### WHAT THE TASK REQUIRES
Write out the line with "Output the text content of this document." and every later line through the end of the data below, exactly as given, with no pictures in the copy.

### SUPPLIED RECORDS
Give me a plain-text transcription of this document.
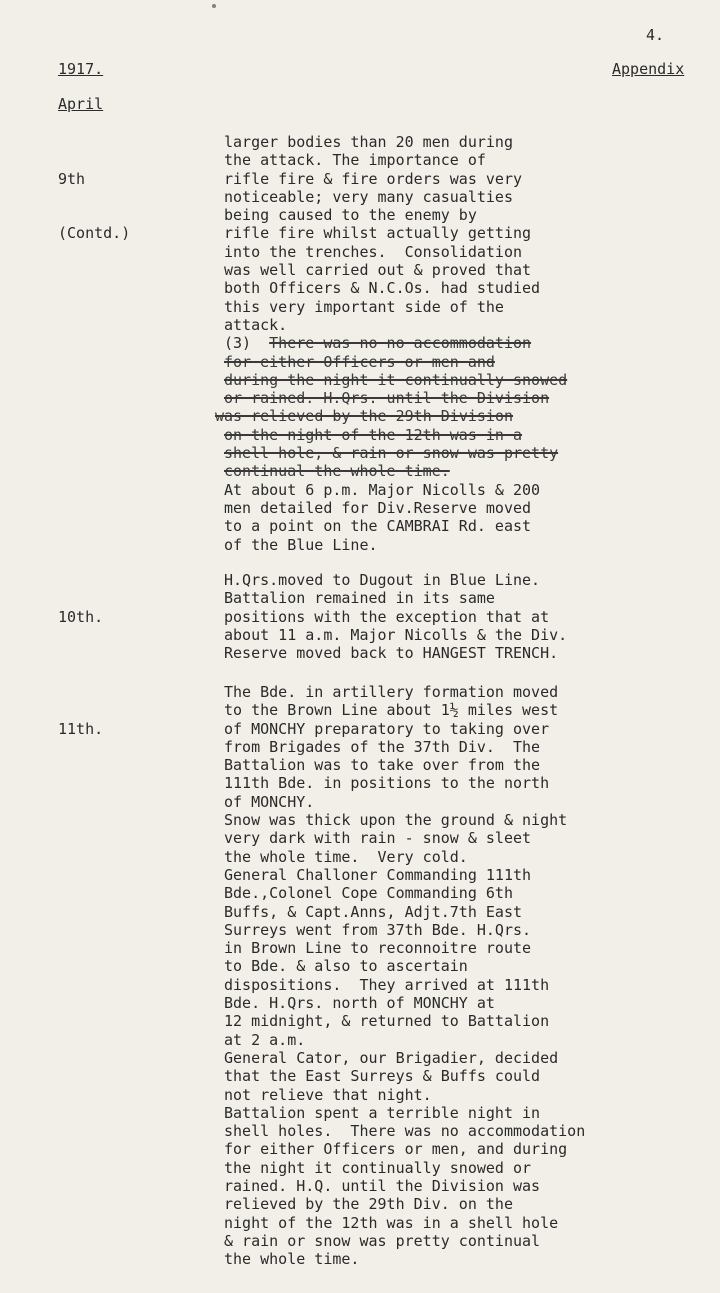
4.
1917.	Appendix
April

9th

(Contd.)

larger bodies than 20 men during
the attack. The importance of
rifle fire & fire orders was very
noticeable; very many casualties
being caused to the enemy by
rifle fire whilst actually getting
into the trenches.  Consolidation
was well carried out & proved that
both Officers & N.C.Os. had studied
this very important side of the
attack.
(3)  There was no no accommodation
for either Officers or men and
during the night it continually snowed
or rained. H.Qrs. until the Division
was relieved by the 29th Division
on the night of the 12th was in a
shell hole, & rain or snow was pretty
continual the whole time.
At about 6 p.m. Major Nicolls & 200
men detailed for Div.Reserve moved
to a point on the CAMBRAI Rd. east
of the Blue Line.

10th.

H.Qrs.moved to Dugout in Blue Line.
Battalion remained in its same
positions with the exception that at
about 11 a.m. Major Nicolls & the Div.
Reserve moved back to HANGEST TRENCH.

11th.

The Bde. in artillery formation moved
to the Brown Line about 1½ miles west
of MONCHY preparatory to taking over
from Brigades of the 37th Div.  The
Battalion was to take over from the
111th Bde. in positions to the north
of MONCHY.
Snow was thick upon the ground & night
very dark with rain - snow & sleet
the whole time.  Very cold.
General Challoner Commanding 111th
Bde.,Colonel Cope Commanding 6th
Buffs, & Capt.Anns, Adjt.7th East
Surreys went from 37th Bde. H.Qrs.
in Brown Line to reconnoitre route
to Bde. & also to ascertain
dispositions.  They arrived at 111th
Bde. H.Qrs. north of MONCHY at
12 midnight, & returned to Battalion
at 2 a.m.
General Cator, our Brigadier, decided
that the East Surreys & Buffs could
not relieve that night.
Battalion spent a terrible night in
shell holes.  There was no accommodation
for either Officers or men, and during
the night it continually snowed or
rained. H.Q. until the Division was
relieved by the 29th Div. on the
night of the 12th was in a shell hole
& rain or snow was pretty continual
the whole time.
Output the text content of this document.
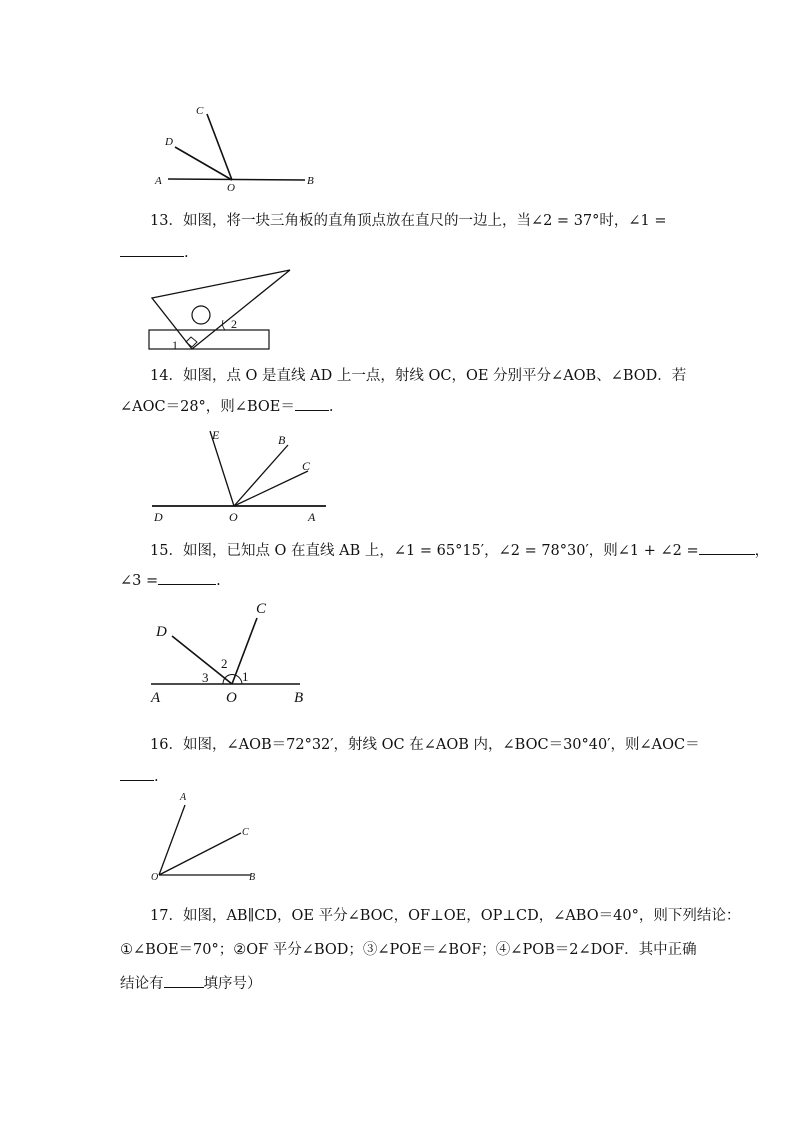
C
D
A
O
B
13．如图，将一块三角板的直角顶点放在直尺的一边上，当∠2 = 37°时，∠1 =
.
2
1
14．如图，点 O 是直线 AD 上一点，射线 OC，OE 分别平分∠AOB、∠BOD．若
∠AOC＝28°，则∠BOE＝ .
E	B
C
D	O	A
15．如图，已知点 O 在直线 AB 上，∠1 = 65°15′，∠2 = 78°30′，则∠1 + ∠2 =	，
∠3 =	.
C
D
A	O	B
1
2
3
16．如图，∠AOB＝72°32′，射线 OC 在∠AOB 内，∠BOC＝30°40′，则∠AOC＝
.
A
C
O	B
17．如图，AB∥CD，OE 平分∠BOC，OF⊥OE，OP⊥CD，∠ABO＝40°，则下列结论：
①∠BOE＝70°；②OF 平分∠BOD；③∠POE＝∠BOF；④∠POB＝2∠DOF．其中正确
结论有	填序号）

### OUTPUT FOR THIS EXERCISE
Output the text content of this document.
C
D
A
O
B
13．如图，将一块三角板的直角顶点放在直尺的一边上，当∠2 = 37°时，∠1 =
.
2
1
14．如图，点 O 是直线 AD 上一点，射线 OC，OE 分别平分∠AOB、∠BOD．若
∠AOC＝28°，则∠BOE＝ .
E	B
C
D	O	A
15．如图，已知点 O 在直线 AB 上，∠1 = 65°15′，∠2 = 78°30′，则∠1 + ∠2 =	，
∠3 =	.
C
D
A	O	B
1
2
3
16．如图，∠AOB＝72°32′，射线 OC 在∠AOB 内，∠BOC＝30°40′，则∠AOC＝
.
A
C
O	B
17．如图，AB∥CD，OE 平分∠BOC，OF⊥OE，OP⊥CD，∠ABO＝40°，则下列结论：
①∠BOE＝70°；②OF 平分∠BOD；③∠POE＝∠BOF；④∠POB＝2∠DOF．其中正确
结论有	填序号）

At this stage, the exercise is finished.